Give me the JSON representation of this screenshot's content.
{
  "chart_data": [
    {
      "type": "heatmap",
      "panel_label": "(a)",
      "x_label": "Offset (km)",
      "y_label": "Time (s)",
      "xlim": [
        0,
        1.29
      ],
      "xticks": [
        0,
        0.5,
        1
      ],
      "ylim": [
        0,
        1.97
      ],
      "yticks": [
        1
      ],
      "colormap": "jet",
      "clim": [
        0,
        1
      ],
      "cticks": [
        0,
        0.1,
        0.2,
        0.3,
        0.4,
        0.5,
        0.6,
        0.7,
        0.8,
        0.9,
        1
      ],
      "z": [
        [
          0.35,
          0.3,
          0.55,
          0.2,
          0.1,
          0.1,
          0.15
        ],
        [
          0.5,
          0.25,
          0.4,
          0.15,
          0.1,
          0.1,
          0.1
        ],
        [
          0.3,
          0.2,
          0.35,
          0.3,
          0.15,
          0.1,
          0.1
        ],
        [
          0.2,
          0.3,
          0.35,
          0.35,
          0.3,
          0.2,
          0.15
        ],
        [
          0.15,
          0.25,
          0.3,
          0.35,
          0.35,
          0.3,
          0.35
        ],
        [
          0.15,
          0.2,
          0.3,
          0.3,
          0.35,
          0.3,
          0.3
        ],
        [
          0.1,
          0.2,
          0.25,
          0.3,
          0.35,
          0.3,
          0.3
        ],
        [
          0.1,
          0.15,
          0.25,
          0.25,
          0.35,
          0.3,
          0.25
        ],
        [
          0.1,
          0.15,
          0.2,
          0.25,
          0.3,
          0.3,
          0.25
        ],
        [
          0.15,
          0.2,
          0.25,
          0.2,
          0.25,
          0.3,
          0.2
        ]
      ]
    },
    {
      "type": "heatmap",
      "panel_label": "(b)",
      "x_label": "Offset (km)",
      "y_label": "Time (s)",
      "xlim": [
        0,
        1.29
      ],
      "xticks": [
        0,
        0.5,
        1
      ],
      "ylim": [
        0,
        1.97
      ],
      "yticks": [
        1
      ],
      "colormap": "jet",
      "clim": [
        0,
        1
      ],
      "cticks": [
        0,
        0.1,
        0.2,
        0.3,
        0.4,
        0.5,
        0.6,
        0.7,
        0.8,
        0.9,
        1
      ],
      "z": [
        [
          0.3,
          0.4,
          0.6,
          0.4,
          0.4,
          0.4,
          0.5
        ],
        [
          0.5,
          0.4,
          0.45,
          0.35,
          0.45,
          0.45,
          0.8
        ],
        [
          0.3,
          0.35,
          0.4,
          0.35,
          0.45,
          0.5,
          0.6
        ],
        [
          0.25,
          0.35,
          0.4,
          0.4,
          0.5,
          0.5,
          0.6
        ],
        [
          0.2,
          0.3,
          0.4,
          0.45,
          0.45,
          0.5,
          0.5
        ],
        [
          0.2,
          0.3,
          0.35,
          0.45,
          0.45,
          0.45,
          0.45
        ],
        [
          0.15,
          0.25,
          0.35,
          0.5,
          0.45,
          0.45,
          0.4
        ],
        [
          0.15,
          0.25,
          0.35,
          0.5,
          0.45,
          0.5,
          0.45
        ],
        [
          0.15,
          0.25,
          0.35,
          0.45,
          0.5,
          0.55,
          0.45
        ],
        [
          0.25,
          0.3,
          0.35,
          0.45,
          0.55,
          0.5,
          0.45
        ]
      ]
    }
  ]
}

**To do:** Print the listing above in full, exactly as it is.

**Correct result:**
Give me the JSON representation of this screenshot's content.
{
  "chart_data": [
    {
      "type": "heatmap",
      "panel_label": "(a)",
      "x_label": "Offset (km)",
      "y_label": "Time (s)",
      "xlim": [
        0,
        1.29
      ],
      "xticks": [
        0,
        0.5,
        1
      ],
      "ylim": [
        0,
        1.97
      ],
      "yticks": [
        1
      ],
      "colormap": "jet",
      "clim": [
        0,
        1
      ],
      "cticks": [
        0,
        0.1,
        0.2,
        0.3,
        0.4,
        0.5,
        0.6,
        0.7,
        0.8,
        0.9,
        1
      ],
      "z": [
        [
          0.35,
          0.3,
          0.55,
          0.2,
          0.1,
          0.1,
          0.15
        ],
        [
          0.5,
          0.25,
          0.4,
          0.15,
          0.1,
          0.1,
          0.1
        ],
        [
          0.3,
          0.2,
          0.35,
          0.3,
          0.15,
          0.1,
          0.1
        ],
        [
          0.2,
          0.3,
          0.35,
          0.35,
          0.3,
          0.2,
          0.15
        ],
        [
          0.15,
          0.25,
          0.3,
          0.35,
          0.35,
          0.3,
          0.35
        ],
        [
          0.15,
          0.2,
          0.3,
          0.3,
          0.35,
          0.3,
          0.3
        ],
        [
          0.1,
          0.2,
          0.25,
          0.3,
          0.35,
          0.3,
          0.3
        ],
        [
          0.1,
          0.15,
          0.25,
          0.25,
          0.35,
          0.3,
          0.25
        ],
        [
          0.1,
          0.15,
          0.2,
          0.25,
          0.3,
          0.3,
          0.25
        ],
        [
          0.15,
          0.2,
          0.25,
          0.2,
          0.25,
          0.3,
          0.2
        ]
      ]
    },
    {
      "type": "heatmap",
      "panel_label": "(b)",
      "x_label": "Offset (km)",
      "y_label": "Time (s)",
      "xlim": [
        0,
        1.29
      ],
      "xticks": [
        0,
        0.5,
        1
      ],
      "ylim": [
        0,
        1.97
      ],
      "yticks": [
        1
      ],
      "colormap": "jet",
      "clim": [
        0,
        1
      ],
      "cticks": [
        0,
        0.1,
        0.2,
        0.3,
        0.4,
        0.5,
        0.6,
        0.7,
        0.8,
        0.9,
        1
      ],
      "z": [
        [
          0.3,
          0.4,
          0.6,
          0.4,
          0.4,
          0.4,
          0.5
        ],
        [
          0.5,
          0.4,
          0.45,
          0.35,
          0.45,
          0.45,
          0.8
        ],
        [
          0.3,
          0.35,
          0.4,
          0.35,
          0.45,
          0.5,
          0.6
        ],
        [
          0.25,
          0.35,
          0.4,
          0.4,
          0.5,
          0.5,
          0.6
        ],
        [
          0.2,
          0.3,
          0.4,
          0.45,
          0.45,
          0.5,
          0.5
        ],
        [
          0.2,
          0.3,
          0.35,
          0.45,
          0.45,
          0.45,
          0.45
        ],
        [
          0.15,
          0.25,
          0.35,
          0.5,
          0.45,
          0.45,
          0.4
        ],
        [
          0.15,
          0.25,
          0.35,
          0.5,
          0.45,
          0.5,
          0.45
        ],
        [
          0.15,
          0.25,
          0.35,
          0.45,
          0.5,
          0.55,
          0.45
        ],
        [
          0.25,
          0.3,
          0.35,
          0.45,
          0.55,
          0.5,
          0.45
        ]
      ]
    }
  ]
}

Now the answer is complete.